··· MATERIALS PROVIDED ···
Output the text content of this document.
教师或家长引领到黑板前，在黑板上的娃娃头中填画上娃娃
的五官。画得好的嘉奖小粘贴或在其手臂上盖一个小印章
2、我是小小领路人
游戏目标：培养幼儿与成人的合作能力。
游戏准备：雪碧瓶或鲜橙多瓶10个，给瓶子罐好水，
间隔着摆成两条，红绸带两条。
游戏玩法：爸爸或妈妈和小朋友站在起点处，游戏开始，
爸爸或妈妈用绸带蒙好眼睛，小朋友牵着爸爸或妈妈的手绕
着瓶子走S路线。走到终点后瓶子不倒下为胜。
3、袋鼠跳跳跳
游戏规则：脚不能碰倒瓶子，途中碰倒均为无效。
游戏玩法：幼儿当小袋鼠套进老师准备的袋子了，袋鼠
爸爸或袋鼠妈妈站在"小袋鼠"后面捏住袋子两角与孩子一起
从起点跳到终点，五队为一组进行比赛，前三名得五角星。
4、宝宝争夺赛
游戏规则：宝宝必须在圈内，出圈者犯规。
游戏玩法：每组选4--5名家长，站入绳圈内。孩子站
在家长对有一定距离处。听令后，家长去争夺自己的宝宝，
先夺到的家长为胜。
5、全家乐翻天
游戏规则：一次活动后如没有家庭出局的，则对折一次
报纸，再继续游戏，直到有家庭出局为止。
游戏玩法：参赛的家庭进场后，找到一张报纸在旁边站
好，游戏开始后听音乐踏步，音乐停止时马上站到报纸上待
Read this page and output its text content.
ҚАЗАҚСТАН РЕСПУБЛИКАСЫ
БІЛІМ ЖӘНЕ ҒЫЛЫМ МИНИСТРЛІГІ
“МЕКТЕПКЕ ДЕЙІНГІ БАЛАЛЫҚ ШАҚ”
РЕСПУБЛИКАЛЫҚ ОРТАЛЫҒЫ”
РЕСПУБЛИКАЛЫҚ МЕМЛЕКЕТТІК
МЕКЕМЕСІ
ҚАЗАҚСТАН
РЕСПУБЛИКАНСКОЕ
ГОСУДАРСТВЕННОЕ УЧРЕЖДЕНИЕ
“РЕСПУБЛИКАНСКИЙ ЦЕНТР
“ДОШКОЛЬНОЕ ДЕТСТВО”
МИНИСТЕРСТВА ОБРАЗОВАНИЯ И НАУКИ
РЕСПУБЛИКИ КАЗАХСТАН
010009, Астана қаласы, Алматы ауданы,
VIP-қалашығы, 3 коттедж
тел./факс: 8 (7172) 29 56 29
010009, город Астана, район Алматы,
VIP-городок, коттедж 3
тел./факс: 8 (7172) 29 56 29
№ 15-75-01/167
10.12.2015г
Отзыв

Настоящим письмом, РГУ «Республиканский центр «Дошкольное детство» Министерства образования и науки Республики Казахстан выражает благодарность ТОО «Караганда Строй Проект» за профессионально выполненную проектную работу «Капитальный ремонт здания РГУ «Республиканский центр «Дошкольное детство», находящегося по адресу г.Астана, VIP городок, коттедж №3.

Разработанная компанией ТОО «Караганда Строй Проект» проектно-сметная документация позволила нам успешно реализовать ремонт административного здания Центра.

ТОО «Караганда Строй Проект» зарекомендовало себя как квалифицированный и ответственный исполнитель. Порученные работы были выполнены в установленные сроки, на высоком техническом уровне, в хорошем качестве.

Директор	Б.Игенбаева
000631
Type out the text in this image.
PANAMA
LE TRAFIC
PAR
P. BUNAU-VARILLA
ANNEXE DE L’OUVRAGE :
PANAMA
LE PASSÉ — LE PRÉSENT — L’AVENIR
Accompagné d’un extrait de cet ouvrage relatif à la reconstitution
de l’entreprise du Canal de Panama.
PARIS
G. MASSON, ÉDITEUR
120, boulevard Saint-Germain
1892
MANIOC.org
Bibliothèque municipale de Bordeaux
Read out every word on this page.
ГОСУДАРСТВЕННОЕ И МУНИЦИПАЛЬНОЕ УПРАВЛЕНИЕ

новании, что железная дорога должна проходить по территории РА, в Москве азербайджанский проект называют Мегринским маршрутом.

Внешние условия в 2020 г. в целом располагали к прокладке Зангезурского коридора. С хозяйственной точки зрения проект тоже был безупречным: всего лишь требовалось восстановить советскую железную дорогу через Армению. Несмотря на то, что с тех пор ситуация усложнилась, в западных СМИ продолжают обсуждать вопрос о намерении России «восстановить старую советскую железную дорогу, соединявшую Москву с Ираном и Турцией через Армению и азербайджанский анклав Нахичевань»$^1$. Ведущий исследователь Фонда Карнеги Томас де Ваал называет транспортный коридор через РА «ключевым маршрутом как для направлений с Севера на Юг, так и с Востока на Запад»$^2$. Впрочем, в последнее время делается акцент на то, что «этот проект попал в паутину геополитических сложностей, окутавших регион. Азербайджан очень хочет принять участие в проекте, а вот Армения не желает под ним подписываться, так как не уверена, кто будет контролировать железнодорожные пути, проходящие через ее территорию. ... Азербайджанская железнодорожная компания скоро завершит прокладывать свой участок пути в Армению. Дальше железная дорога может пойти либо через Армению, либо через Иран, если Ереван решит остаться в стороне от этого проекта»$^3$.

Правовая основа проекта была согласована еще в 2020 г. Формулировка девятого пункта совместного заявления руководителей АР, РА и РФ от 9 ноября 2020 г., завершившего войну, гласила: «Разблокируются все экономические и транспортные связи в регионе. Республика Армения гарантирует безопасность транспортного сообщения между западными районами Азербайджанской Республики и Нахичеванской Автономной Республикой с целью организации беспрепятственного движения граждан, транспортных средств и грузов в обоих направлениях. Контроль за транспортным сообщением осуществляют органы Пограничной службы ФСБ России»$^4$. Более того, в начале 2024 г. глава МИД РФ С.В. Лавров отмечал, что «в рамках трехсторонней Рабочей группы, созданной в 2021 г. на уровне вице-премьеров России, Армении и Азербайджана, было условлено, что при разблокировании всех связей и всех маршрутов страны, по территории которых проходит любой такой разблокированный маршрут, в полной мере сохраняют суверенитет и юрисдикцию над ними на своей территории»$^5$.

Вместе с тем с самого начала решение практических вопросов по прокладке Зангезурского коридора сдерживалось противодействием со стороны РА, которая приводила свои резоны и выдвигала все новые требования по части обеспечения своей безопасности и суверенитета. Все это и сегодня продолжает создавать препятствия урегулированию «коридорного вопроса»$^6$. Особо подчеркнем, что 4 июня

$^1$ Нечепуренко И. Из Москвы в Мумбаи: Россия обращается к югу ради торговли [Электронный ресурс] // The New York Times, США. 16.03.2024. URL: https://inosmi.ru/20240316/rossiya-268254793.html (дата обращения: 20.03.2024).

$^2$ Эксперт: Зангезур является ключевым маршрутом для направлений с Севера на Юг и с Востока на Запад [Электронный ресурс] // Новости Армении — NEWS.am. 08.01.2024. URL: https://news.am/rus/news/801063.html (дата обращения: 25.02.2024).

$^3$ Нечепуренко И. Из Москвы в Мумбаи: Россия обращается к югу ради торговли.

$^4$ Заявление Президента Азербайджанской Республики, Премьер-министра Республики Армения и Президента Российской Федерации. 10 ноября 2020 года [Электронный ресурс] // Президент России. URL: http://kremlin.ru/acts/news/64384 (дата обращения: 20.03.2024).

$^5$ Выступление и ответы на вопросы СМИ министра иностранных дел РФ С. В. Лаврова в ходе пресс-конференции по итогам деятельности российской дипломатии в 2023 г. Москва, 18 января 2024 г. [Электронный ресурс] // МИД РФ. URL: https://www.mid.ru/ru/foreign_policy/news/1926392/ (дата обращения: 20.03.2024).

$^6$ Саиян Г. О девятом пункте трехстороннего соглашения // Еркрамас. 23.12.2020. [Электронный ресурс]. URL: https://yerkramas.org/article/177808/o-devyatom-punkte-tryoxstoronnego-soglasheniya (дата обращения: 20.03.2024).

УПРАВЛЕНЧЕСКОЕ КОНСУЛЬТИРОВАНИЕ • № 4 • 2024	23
···
§ OBJECTIVE: All lines above with "Read" in them should be returned.

§ SOLUTION TO THIS TASK:
Read this page and output its text content.
Read out every word on this page.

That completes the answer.